Directions
Which lines hold the string "seconds"? Copy every one of them.
/---
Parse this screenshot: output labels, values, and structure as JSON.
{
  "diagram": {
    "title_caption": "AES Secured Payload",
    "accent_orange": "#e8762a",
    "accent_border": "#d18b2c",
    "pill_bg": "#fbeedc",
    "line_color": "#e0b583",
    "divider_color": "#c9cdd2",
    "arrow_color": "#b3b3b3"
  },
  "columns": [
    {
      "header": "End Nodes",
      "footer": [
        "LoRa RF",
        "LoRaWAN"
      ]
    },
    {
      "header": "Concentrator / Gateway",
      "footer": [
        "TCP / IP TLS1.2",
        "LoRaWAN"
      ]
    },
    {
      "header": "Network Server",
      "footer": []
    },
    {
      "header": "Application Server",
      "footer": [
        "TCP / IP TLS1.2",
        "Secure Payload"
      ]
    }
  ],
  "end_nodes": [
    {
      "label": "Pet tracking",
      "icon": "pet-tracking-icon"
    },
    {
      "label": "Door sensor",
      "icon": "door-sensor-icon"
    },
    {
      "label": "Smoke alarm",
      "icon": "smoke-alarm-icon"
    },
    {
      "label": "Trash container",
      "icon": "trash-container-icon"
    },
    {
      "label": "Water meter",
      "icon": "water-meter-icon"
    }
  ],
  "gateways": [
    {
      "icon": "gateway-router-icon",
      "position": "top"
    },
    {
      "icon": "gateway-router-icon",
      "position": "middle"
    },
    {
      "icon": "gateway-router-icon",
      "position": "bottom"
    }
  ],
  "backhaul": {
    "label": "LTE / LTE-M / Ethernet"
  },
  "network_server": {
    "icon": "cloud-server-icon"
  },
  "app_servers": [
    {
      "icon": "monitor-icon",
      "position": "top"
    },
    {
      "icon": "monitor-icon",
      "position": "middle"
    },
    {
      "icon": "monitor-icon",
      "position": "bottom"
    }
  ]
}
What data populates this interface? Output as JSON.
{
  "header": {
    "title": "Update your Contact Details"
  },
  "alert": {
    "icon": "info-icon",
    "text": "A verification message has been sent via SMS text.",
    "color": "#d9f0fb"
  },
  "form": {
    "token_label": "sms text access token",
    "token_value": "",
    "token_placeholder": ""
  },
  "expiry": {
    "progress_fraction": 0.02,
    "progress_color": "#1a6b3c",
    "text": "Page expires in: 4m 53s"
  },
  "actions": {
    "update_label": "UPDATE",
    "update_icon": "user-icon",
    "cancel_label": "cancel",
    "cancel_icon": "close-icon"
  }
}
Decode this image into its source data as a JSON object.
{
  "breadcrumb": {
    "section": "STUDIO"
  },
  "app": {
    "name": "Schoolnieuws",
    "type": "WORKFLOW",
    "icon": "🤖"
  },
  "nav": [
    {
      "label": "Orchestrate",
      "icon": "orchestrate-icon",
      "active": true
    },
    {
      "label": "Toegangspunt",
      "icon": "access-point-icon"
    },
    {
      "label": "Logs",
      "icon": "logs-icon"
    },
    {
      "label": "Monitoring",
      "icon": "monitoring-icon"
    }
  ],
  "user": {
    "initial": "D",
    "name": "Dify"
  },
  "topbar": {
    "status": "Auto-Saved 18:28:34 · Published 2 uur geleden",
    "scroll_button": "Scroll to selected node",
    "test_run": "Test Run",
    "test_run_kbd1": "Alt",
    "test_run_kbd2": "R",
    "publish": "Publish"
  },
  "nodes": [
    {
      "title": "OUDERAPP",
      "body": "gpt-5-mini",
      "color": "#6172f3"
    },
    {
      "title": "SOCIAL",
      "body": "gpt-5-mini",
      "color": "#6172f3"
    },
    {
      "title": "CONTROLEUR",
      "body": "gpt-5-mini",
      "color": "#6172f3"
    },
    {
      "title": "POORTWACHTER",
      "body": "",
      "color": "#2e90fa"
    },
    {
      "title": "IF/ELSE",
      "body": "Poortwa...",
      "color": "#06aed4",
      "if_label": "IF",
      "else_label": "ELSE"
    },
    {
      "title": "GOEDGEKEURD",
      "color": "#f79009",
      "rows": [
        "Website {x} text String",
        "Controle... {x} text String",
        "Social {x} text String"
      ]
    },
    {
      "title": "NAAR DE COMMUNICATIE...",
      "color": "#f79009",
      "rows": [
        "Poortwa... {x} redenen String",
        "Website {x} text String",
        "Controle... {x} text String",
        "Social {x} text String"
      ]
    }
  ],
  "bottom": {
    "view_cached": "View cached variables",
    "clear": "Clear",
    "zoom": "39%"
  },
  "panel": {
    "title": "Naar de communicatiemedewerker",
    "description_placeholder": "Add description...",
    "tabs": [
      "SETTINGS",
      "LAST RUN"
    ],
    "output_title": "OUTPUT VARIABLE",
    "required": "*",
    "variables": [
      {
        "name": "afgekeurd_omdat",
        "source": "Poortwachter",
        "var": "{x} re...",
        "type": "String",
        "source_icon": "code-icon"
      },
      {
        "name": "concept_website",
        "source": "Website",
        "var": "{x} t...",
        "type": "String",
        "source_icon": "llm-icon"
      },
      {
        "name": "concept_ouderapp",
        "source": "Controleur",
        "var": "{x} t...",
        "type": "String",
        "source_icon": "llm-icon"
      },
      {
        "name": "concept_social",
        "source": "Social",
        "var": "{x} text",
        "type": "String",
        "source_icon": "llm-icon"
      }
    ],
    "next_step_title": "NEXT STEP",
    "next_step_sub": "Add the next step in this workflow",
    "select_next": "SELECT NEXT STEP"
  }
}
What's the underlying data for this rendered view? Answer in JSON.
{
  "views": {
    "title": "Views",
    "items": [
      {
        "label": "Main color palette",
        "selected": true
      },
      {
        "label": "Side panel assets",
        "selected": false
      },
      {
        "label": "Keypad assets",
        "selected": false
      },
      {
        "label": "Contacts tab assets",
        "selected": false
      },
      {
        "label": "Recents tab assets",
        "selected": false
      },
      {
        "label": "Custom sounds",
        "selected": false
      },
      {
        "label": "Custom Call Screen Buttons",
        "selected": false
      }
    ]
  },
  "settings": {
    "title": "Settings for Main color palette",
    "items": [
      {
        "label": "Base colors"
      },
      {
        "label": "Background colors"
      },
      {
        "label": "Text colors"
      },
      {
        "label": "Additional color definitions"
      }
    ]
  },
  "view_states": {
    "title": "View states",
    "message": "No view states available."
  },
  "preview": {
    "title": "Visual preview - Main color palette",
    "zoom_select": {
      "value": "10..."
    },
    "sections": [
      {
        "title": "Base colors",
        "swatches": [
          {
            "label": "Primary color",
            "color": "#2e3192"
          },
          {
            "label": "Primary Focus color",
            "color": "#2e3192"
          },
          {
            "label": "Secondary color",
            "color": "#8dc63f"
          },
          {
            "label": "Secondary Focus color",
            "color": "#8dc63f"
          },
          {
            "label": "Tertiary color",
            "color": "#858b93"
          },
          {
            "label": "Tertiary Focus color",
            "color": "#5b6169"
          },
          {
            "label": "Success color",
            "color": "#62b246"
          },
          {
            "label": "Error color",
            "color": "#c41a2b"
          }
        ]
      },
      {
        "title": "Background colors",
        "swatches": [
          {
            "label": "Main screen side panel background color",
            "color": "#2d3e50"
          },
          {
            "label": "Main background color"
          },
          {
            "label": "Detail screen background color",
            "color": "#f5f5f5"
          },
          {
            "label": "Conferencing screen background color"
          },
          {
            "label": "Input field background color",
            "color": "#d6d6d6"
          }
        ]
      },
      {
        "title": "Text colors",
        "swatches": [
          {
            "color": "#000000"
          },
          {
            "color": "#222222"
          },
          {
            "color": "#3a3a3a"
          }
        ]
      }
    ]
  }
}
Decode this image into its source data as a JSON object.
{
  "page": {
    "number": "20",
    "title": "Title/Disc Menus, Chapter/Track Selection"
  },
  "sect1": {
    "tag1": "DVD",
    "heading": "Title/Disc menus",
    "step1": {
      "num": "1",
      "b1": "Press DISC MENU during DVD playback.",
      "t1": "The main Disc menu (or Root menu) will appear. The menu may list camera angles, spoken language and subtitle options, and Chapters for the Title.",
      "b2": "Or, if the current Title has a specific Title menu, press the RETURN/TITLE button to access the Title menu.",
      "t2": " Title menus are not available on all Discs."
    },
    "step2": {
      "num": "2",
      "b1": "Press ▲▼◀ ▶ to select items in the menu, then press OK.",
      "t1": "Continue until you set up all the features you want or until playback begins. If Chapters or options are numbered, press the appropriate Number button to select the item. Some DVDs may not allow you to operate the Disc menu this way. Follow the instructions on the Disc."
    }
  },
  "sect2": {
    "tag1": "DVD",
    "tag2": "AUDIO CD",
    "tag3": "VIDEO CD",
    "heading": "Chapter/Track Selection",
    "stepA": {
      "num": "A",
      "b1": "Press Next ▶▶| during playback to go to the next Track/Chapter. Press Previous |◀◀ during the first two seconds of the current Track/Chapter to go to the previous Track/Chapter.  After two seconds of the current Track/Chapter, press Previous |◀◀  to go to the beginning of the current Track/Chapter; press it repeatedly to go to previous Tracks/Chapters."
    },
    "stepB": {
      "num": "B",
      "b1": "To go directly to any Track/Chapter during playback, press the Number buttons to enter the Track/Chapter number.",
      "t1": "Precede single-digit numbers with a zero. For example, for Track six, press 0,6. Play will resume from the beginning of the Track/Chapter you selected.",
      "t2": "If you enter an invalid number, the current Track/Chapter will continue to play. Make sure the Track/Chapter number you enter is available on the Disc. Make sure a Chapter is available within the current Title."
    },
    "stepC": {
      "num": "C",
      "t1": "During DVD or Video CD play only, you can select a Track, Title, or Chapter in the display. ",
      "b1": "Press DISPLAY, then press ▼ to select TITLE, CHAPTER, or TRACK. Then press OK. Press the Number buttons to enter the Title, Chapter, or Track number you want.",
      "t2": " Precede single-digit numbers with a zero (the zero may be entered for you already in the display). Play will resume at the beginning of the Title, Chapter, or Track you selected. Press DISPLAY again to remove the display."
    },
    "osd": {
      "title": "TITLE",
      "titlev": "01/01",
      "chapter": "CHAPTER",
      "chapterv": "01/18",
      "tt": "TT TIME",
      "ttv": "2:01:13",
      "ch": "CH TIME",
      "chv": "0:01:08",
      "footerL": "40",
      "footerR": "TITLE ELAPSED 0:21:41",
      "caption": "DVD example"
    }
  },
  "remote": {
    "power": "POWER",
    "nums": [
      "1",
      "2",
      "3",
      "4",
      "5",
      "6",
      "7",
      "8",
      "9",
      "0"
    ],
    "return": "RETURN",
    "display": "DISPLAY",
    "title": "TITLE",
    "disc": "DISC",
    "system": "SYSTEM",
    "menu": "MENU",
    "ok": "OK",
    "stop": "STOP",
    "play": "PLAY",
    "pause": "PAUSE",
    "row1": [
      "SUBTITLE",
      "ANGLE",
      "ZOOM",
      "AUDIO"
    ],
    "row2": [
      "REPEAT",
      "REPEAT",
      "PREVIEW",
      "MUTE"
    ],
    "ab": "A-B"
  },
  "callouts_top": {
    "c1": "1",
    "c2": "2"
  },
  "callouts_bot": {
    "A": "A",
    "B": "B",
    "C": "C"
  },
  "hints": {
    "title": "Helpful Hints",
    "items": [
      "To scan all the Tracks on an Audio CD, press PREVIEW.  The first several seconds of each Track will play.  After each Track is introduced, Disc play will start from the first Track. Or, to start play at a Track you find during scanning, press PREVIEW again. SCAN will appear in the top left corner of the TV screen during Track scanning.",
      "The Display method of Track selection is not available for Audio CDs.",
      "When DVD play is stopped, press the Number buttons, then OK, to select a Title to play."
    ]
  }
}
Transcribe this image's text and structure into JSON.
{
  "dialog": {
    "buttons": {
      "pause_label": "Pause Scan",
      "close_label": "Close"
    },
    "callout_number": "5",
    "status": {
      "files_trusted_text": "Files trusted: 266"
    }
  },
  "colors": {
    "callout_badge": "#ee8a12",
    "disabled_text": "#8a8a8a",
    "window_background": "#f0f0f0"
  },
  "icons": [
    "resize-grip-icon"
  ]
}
\---
Exercise answer
      "b1": "Press Next ▶▶| during playback to go to the next Track/Chapter. Press Previous |◀◀ during the first two seconds of the current Track/Chapter to go to the previous Track/Chapter.  After two seconds of the current Track/Chapter, press Previous |◀◀  to go to the beginning of the current Track/Chapter; press it repeatedly to go to previous Tracks/Chapters."
      "To scan all the Tracks on an Audio CD, press PREVIEW.  The first several seconds of each Track will play.  After each Track is introduced, Disc play will start from the first Track. Or, to start play at a Track you find during scanning, press PREVIEW again. SCAN will appear in the top left corner of the TV screen during Track scanning.",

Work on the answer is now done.